What you have to do>
Print all entries word for word.

(Dataset listings of figures)
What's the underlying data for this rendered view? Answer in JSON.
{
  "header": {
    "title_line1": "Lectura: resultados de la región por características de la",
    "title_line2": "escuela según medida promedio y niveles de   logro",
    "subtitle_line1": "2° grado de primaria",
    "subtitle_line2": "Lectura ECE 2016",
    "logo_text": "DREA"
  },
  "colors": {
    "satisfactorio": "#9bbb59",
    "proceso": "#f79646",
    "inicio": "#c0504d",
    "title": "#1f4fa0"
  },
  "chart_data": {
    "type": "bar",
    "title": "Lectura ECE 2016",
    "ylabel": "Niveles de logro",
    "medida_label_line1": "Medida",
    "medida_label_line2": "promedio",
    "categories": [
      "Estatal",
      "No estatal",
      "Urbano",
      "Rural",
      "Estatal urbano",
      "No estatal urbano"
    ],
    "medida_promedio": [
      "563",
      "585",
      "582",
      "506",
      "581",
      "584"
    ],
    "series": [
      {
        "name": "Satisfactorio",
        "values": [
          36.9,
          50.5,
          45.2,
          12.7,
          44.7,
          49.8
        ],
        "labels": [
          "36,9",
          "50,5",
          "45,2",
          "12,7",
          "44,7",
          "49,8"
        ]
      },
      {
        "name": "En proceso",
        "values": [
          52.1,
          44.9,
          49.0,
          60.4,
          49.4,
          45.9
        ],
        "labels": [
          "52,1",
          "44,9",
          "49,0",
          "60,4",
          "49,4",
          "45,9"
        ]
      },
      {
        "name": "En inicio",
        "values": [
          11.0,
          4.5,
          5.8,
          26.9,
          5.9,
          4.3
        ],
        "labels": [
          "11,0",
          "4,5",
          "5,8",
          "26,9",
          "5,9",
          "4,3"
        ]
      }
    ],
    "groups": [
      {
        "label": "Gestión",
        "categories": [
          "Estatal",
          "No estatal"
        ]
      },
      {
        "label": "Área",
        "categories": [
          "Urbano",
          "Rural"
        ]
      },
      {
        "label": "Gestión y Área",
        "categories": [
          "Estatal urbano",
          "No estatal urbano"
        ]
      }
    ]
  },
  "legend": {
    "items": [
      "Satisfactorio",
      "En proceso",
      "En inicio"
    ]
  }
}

Answer for this exercise>
What's the underlying data for this rendered view? Answer in JSON.
{
  "header": {
    "title_line1": "Lectura: resultados de la región por características de la",
    "title_line2": "escuela según medida promedio y niveles de   logro",
    "subtitle_line1": "2° grado de primaria",
    "subtitle_line2": "Lectura ECE 2016",
    "logo_text": "DREA"
  },
  "colors": {
    "satisfactorio": "#9bbb59",
    "proceso": "#f79646",
    "inicio": "#c0504d",
    "title": "#1f4fa0"
  },
  "chart_data": {
    "type": "bar",
    "title": "Lectura ECE 2016",
    "ylabel": "Niveles de logro",
    "medida_label_line1": "Medida",
    "medida_label_line2": "promedio",
    "categories": [
      "Estatal",
      "No estatal",
      "Urbano",
      "Rural",
      "Estatal urbano",
      "No estatal urbano"
    ],
    "medida_promedio": [
      "563",
      "585",
      "582",
      "506",
      "581",
      "584"
    ],
    "series": [
      {
        "name": "Satisfactorio",
        "values": [
          36.9,
          50.5,
          45.2,
          12.7,
          44.7,
          49.8
        ],
        "labels": [
          "36,9",
          "50,5",
          "45,2",
          "12,7",
          "44,7",
          "49,8"
        ]
      },
      {
        "name": "En proceso",
        "values": [
          52.1,
          44.9,
          49.0,
          60.4,
          49.4,
          45.9
        ],
        "labels": [
          "52,1",
          "44,9",
          "49,0",
          "60,4",
          "49,4",
          "45,9"
        ]
      },
      {
        "name": "En inicio",
        "values": [
          11.0,
          4.5,
          5.8,
          26.9,
          5.9,
          4.3
        ],
        "labels": [
          "11,0",
          "4,5",
          "5,8",
          "26,9",
          "5,9",
          "4,3"
        ]
      }
    ],
    "groups": [
      {
        "label": "Gestión",
        "categories": [
          "Estatal",
          "No estatal"
        ]
      },
      {
        "label": "Área",
        "categories": [
          "Urbano",
          "Rural"
        ]
      },
      {
        "label": "Gestión y Área",
        "categories": [
          "Estatal urbano",
          "No estatal urbano"
        ]
      }
    ]
  },
  "legend": {
    "items": [
      "Satisfactorio",
      "En proceso",
      "En inicio"
    ]
  }
}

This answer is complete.